◆ Goal ◆
Reproduce all of the records exactly.

Begin

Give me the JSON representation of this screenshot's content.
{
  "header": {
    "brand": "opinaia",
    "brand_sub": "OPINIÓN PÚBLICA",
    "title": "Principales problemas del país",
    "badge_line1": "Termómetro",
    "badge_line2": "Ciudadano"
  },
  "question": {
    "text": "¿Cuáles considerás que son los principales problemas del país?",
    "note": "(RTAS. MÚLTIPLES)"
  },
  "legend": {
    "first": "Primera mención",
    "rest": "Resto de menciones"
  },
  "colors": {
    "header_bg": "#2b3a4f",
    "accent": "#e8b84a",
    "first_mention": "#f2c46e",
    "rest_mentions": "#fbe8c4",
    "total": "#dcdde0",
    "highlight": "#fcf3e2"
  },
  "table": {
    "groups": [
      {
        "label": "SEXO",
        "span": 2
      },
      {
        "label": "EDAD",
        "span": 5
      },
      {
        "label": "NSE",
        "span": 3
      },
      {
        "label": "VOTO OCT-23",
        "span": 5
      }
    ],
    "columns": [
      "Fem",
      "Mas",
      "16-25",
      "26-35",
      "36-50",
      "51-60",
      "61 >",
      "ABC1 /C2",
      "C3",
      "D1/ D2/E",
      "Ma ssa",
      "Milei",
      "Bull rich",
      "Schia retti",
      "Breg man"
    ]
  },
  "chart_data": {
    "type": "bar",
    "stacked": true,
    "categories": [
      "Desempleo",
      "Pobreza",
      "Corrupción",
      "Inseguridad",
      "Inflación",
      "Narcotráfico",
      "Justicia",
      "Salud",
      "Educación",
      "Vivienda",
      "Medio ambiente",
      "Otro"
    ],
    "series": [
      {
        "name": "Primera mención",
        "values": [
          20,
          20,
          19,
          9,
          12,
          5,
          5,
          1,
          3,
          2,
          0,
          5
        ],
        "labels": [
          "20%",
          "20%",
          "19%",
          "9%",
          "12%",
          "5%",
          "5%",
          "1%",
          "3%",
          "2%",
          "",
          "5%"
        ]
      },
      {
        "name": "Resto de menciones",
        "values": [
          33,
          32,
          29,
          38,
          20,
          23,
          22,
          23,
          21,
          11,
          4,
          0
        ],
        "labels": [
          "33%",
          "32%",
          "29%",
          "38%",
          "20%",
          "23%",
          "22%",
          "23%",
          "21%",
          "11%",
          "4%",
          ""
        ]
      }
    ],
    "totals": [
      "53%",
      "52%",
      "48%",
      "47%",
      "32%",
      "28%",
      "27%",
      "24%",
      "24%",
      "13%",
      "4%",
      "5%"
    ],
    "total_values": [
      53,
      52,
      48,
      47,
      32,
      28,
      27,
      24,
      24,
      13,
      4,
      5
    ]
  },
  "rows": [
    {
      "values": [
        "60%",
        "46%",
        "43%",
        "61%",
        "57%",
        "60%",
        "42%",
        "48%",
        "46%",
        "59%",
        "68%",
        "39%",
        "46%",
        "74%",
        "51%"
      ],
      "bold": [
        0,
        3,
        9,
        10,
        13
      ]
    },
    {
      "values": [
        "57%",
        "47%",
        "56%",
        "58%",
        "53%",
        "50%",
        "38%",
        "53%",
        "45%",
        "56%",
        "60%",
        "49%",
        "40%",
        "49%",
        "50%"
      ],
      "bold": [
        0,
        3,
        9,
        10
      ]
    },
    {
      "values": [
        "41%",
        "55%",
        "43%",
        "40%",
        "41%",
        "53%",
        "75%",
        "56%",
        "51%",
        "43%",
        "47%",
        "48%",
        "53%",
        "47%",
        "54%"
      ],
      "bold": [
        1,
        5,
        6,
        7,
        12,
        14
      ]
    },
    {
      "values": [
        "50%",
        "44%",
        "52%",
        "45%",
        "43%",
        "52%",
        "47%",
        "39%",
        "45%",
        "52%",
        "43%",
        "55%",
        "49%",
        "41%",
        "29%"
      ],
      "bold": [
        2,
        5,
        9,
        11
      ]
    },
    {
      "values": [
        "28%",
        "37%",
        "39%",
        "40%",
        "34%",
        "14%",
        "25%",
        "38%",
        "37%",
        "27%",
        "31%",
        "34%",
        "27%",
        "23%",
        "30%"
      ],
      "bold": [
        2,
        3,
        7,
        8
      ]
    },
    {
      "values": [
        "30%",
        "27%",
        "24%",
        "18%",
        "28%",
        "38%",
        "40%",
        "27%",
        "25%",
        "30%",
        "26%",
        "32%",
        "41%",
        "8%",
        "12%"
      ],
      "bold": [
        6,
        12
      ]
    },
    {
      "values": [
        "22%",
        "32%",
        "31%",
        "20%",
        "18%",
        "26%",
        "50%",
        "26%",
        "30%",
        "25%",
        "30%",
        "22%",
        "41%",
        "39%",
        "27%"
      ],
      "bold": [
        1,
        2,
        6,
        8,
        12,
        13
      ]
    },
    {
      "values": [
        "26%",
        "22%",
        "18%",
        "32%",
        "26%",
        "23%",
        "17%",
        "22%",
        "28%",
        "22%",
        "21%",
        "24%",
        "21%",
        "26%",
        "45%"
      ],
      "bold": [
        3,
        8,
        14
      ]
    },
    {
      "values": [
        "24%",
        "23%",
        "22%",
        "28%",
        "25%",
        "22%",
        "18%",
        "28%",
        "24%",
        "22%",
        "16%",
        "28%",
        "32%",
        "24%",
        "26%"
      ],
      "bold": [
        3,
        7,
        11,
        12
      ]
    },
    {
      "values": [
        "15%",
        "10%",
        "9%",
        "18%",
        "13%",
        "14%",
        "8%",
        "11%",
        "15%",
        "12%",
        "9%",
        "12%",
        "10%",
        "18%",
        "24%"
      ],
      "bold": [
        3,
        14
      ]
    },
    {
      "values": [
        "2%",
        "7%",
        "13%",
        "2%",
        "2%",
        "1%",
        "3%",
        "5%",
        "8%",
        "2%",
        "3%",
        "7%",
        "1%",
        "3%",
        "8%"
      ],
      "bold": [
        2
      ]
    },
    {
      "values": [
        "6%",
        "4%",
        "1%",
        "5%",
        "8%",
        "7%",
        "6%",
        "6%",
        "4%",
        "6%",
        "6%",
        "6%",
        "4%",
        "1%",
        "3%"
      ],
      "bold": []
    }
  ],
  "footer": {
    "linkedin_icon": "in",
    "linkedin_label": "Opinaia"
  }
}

End

◆ Task answer ◆
Give me the JSON representation of this screenshot's content.
{
  "header": {
    "brand": "opinaia",
    "brand_sub": "OPINIÓN PÚBLICA",
    "title": "Principales problemas del país",
    "badge_line1": "Termómetro",
    "badge_line2": "Ciudadano"
  },
  "question": {
    "text": "¿Cuáles considerás que son los principales problemas del país?",
    "note": "(RTAS. MÚLTIPLES)"
  },
  "legend": {
    "first": "Primera mención",
    "rest": "Resto de menciones"
  },
  "colors": {
    "header_bg": "#2b3a4f",
    "accent": "#e8b84a",
    "first_mention": "#f2c46e",
    "rest_mentions": "#fbe8c4",
    "total": "#dcdde0",
    "highlight": "#fcf3e2"
  },
  "table": {
    "groups": [
      {
        "label": "SEXO",
        "span": 2
      },
      {
        "label": "EDAD",
        "span": 5
      },
      {
        "label": "NSE",
        "span": 3
      },
      {
        "label": "VOTO OCT-23",
        "span": 5
      }
    ],
    "columns": [
      "Fem",
      "Mas",
      "16-25",
      "26-35",
      "36-50",
      "51-60",
      "61 >",
      "ABC1 /C2",
      "C3",
      "D1/ D2/E",
      "Ma ssa",
      "Milei",
      "Bull rich",
      "Schia retti",
      "Breg man"
    ]
  },
  "chart_data": {
    "type": "bar",
    "stacked": true,
    "categories": [
      "Desempleo",
      "Pobreza",
      "Corrupción",
      "Inseguridad",
      "Inflación",
      "Narcotráfico",
      "Justicia",
      "Salud",
      "Educación",
      "Vivienda",
      "Medio ambiente",
      "Otro"
    ],
    "series": [
      {
        "name": "Primera mención",
        "values": [
          20,
          20,
          19,
          9,
          12,
          5,
          5,
          1,
          3,
          2,
          0,
          5
        ],
        "labels": [
          "20%",
          "20%",
          "19%",
          "9%",
          "12%",
          "5%",
          "5%",
          "1%",
          "3%",
          "2%",
          "",
          "5%"
        ]
      },
      {
        "name": "Resto de menciones",
        "values": [
          33,
          32,
          29,
          38,
          20,
          23,
          22,
          23,
          21,
          11,
          4,
          0
        ],
        "labels": [
          "33%",
          "32%",
          "29%",
          "38%",
          "20%",
          "23%",
          "22%",
          "23%",
          "21%",
          "11%",
          "4%",
          ""
        ]
      }
    ],
    "totals": [
      "53%",
      "52%",
      "48%",
      "47%",
      "32%",
      "28%",
      "27%",
      "24%",
      "24%",
      "13%",
      "4%",
      "5%"
    ],
    "total_values": [
      53,
      52,
      48,
      47,
      32,
      28,
      27,
      24,
      24,
      13,
      4,
      5
    ]
  },
  "rows": [
    {
      "values": [
        "60%",
        "46%",
        "43%",
        "61%",
        "57%",
        "60%",
        "42%",
        "48%",
        "46%",
        "59%",
        "68%",
        "39%",
        "46%",
        "74%",
        "51%"
      ],
      "bold": [
        0,
        3,
        9,
        10,
        13
      ]
    },
    {
      "values": [
        "57%",
        "47%",
        "56%",
        "58%",
        "53%",
        "50%",
        "38%",
        "53%",
        "45%",
        "56%",
        "60%",
        "49%",
        "40%",
        "49%",
        "50%"
      ],
      "bold": [
        0,
        3,
        9,
        10
      ]
    },
    {
      "values": [
        "41%",
        "55%",
        "43%",
        "40%",
        "41%",
        "53%",
        "75%",
        "56%",
        "51%",
        "43%",
        "47%",
        "48%",
        "53%",
        "47%",
        "54%"
      ],
      "bold": [
        1,
        5,
        6,
        7,
        12,
        14
      ]
    },
    {
      "values": [
        "50%",
        "44%",
        "52%",
        "45%",
        "43%",
        "52%",
        "47%",
        "39%",
        "45%",
        "52%",
        "43%",
        "55%",
        "49%",
        "41%",
        "29%"
      ],
      "bold": [
        2,
        5,
        9,
        11
      ]
    },
    {
      "values": [
        "28%",
        "37%",
        "39%",
        "40%",
        "34%",
        "14%",
        "25%",
        "38%",
        "37%",
        "27%",
        "31%",
        "34%",
        "27%",
        "23%",
        "30%"
      ],
      "bold": [
        2,
        3,
        7,
        8
      ]
    },
    {
      "values": [
        "30%",
        "27%",
        "24%",
        "18%",
        "28%",
        "38%",
        "40%",
        "27%",
        "25%",
        "30%",
        "26%",
        "32%",
        "41%",
        "8%",
        "12%"
      ],
      "bold": [
        6,
        12
      ]
    },
    {
      "values": [
        "22%",
        "32%",
        "31%",
        "20%",
        "18%",
        "26%",
        "50%",
        "26%",
        "30%",
        "25%",
        "30%",
        "22%",
        "41%",
        "39%",
        "27%"
      ],
      "bold": [
        1,
        2,
        6,
        8,
        12,
        13
      ]
    },
    {
      "values": [
        "26%",
        "22%",
        "18%",
        "32%",
        "26%",
        "23%",
        "17%",
        "22%",
        "28%",
        "22%",
        "21%",
        "24%",
        "21%",
        "26%",
        "45%"
      ],
      "bold": [
        3,
        8,
        14
      ]
    },
    {
      "values": [
        "24%",
        "23%",
        "22%",
        "28%",
        "25%",
        "22%",
        "18%",
        "28%",
        "24%",
        "22%",
        "16%",
        "28%",
        "32%",
        "24%",
        "26%"
      ],
      "bold": [
        3,
        7,
        11,
        12
      ]
    },
    {
      "values": [
        "15%",
        "10%",
        "9%",
        "18%",
        "13%",
        "14%",
        "8%",
        "11%",
        "15%",
        "12%",
        "9%",
        "12%",
        "10%",
        "18%",
        "24%"
      ],
      "bold": [
        3,
        14
      ]
    },
    {
      "values": [
        "2%",
        "7%",
        "13%",
        "2%",
        "2%",
        "1%",
        "3%",
        "5%",
        "8%",
        "2%",
        "3%",
        "7%",
        "1%",
        "3%",
        "8%"
      ],
      "bold": [
        2
      ]
    },
    {
      "values": [
        "6%",
        "4%",
        "1%",
        "5%",
        "8%",
        "7%",
        "6%",
        "6%",
        "4%",
        "6%",
        "6%",
        "6%",
        "4%",
        "1%",
        "3%"
      ],
      "bold": []
    }
  ],
  "footer": {
    "linkedin_icon": "in",
    "linkedin_label": "Opinaia"
  }
}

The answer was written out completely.